■ **Entries**:
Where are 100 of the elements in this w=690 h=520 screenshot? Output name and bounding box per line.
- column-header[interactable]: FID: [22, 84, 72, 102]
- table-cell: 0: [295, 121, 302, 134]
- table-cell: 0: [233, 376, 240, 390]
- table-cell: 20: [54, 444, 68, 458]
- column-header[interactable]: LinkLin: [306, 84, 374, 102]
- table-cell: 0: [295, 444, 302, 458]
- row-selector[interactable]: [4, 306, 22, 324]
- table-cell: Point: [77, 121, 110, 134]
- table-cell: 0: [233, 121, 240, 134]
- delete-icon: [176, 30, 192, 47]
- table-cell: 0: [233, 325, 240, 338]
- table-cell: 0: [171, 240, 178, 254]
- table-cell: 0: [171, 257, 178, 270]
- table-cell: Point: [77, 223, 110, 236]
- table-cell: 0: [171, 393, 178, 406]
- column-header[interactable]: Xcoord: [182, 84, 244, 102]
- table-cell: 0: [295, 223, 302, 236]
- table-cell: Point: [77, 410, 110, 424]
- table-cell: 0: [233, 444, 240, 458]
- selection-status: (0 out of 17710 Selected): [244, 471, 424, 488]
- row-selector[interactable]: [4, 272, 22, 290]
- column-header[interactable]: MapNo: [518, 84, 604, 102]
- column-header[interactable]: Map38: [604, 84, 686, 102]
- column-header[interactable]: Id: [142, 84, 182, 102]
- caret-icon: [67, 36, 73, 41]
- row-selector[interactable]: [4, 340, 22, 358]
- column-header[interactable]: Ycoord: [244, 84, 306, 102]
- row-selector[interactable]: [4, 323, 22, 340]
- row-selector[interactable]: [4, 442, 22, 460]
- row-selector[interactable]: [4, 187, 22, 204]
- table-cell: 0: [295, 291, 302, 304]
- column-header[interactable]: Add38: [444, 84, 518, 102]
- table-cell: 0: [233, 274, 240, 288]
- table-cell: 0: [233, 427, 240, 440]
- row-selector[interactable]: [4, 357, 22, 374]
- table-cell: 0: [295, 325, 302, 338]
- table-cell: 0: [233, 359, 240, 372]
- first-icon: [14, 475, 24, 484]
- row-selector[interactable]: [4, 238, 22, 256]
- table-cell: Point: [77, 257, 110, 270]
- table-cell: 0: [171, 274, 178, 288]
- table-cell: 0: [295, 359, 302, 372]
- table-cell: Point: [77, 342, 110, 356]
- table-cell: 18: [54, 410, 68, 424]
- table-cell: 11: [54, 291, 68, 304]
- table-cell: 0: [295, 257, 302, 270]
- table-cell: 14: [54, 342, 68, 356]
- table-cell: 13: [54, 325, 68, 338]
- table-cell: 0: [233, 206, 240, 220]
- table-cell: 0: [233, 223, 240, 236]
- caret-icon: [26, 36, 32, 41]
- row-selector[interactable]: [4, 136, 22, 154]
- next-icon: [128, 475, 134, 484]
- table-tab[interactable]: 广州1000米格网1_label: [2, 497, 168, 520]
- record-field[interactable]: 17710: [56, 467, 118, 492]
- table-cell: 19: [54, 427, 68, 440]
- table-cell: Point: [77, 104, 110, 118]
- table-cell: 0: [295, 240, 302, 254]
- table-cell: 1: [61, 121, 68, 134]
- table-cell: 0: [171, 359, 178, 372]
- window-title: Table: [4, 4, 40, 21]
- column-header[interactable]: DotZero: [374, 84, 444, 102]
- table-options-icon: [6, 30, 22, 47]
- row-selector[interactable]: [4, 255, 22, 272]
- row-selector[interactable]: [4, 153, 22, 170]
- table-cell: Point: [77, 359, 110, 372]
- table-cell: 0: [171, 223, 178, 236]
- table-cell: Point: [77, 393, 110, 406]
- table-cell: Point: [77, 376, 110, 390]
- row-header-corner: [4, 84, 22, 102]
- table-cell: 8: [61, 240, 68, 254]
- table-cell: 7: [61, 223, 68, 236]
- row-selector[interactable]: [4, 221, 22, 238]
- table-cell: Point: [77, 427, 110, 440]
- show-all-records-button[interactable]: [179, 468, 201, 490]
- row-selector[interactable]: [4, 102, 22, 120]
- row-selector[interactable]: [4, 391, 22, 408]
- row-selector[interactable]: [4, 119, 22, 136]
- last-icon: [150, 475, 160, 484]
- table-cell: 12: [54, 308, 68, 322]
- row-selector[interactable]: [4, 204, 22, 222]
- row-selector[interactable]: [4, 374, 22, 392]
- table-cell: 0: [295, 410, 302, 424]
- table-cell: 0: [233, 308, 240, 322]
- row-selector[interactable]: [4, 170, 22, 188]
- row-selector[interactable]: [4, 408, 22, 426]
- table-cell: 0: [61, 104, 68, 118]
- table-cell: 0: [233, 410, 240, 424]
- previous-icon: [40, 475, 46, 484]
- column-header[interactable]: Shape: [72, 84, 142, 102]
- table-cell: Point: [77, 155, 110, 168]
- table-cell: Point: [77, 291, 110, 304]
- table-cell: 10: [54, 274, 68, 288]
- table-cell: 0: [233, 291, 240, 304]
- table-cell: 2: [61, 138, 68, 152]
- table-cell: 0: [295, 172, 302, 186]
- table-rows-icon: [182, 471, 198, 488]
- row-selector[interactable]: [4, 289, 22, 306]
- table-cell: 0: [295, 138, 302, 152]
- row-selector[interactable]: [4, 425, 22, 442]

■ **Short exercise**: Please copy the listing above line by line, keeping every character the same.

■ **Full output**:
Where are 100 of the elements in this w=690 h=520 screenshot? Output name and bounding box per line.
- column-header[interactable]: FID: [22, 84, 72, 102]
- table-cell: 0: [295, 121, 302, 134]
- table-cell: 0: [233, 376, 240, 390]
- table-cell: 20: [54, 444, 68, 458]
- column-header[interactable]: LinkLin: [306, 84, 374, 102]
- table-cell: 0: [295, 444, 302, 458]
- row-selector[interactable]: [4, 306, 22, 324]
- table-cell: Point: [77, 121, 110, 134]
- table-cell: 0: [233, 121, 240, 134]
- delete-icon: [176, 30, 192, 47]
- table-cell: 0: [233, 325, 240, 338]
- table-cell: 0: [171, 240, 178, 254]
- table-cell: 0: [171, 257, 178, 270]
- table-cell: Point: [77, 223, 110, 236]
- table-cell: 0: [171, 393, 178, 406]
- column-header[interactable]: Xcoord: [182, 84, 244, 102]
- table-cell: 0: [295, 223, 302, 236]
- table-cell: Point: [77, 410, 110, 424]
- table-cell: 0: [233, 444, 240, 458]
- selection-status: (0 out of 17710 Selected): [244, 471, 424, 488]
- row-selector[interactable]: [4, 272, 22, 290]
- column-header[interactable]: MapNo: [518, 84, 604, 102]
- column-header[interactable]: Map38: [604, 84, 686, 102]
- column-header[interactable]: Id: [142, 84, 182, 102]
- caret-icon: [67, 36, 73, 41]
- row-selector[interactable]: [4, 340, 22, 358]
- column-header[interactable]: Ycoord: [244, 84, 306, 102]
- row-selector[interactable]: [4, 323, 22, 340]
- row-selector[interactable]: [4, 442, 22, 460]
- row-selector[interactable]: [4, 187, 22, 204]
- table-cell: 0: [295, 291, 302, 304]
- column-header[interactable]: Add38: [444, 84, 518, 102]
- table-cell: 0: [233, 274, 240, 288]
- table-cell: 0: [233, 427, 240, 440]
- row-selector[interactable]: [4, 357, 22, 374]
- table-cell: 0: [295, 325, 302, 338]
- table-cell: 0: [233, 359, 240, 372]
- first-icon: [14, 475, 24, 484]
- row-selector[interactable]: [4, 238, 22, 256]
- table-cell: Point: [77, 257, 110, 270]
- table-cell: 0: [171, 274, 178, 288]
- table-cell: 0: [295, 359, 302, 372]
- table-cell: Point: [77, 342, 110, 356]
- table-cell: 18: [54, 410, 68, 424]
- table-cell: 11: [54, 291, 68, 304]
- table-cell: 0: [295, 257, 302, 270]
- table-cell: 14: [54, 342, 68, 356]
- table-cell: 13: [54, 325, 68, 338]
- table-cell: 0: [233, 206, 240, 220]
- table-cell: 0: [233, 223, 240, 236]
- caret-icon: [26, 36, 32, 41]
- row-selector[interactable]: [4, 136, 22, 154]
- next-icon: [128, 475, 134, 484]
- table-tab[interactable]: 广州1000米格网1_label: [2, 497, 168, 520]
- record-field[interactable]: 17710: [56, 467, 118, 492]
- table-cell: 19: [54, 427, 68, 440]
- table-cell: Point: [77, 104, 110, 118]
- table-cell: 0: [295, 240, 302, 254]
- table-cell: 1: [61, 121, 68, 134]
- table-cell: 0: [171, 359, 178, 372]
- window-title: Table: [4, 4, 40, 21]
- column-header[interactable]: DotZero: [374, 84, 444, 102]
- table-options-icon: [6, 30, 22, 47]
- row-selector[interactable]: [4, 255, 22, 272]
- row-selector[interactable]: [4, 153, 22, 170]
- table-cell: Point: [77, 359, 110, 372]
- table-cell: 0: [171, 223, 178, 236]
- table-cell: Point: [77, 393, 110, 406]
- table-cell: Point: [77, 376, 110, 390]
- row-header-corner: [4, 84, 22, 102]
- table-cell: 8: [61, 240, 68, 254]
- table-cell: 7: [61, 223, 68, 236]
- row-selector[interactable]: [4, 221, 22, 238]
- table-cell: Point: [77, 427, 110, 440]
- show-all-records-button[interactable]: [179, 468, 201, 490]
- row-selector[interactable]: [4, 102, 22, 120]
- row-selector[interactable]: [4, 391, 22, 408]
- row-selector[interactable]: [4, 119, 22, 136]
- last-icon: [150, 475, 160, 484]
- table-cell: 12: [54, 308, 68, 322]
- row-selector[interactable]: [4, 204, 22, 222]
- row-selector[interactable]: [4, 374, 22, 392]
- table-cell: 0: [295, 410, 302, 424]
- table-cell: 0: [233, 308, 240, 322]
- row-selector[interactable]: [4, 170, 22, 188]
- row-selector[interactable]: [4, 408, 22, 426]
- table-cell: 0: [61, 104, 68, 118]
- table-cell: 0: [233, 410, 240, 424]
- previous-icon: [40, 475, 46, 484]
- column-header[interactable]: Shape: [72, 84, 142, 102]
- table-cell: Point: [77, 155, 110, 168]
- table-cell: Point: [77, 291, 110, 304]
- table-cell: 10: [54, 274, 68, 288]
- table-cell: 0: [233, 291, 240, 304]
- table-cell: 2: [61, 138, 68, 152]
- table-cell: 0: [295, 172, 302, 186]
- table-rows-icon: [182, 471, 198, 488]
- row-selector[interactable]: [4, 289, 22, 306]
- table-cell: 0: [295, 138, 302, 152]
- row-selector[interactable]: [4, 425, 22, 442]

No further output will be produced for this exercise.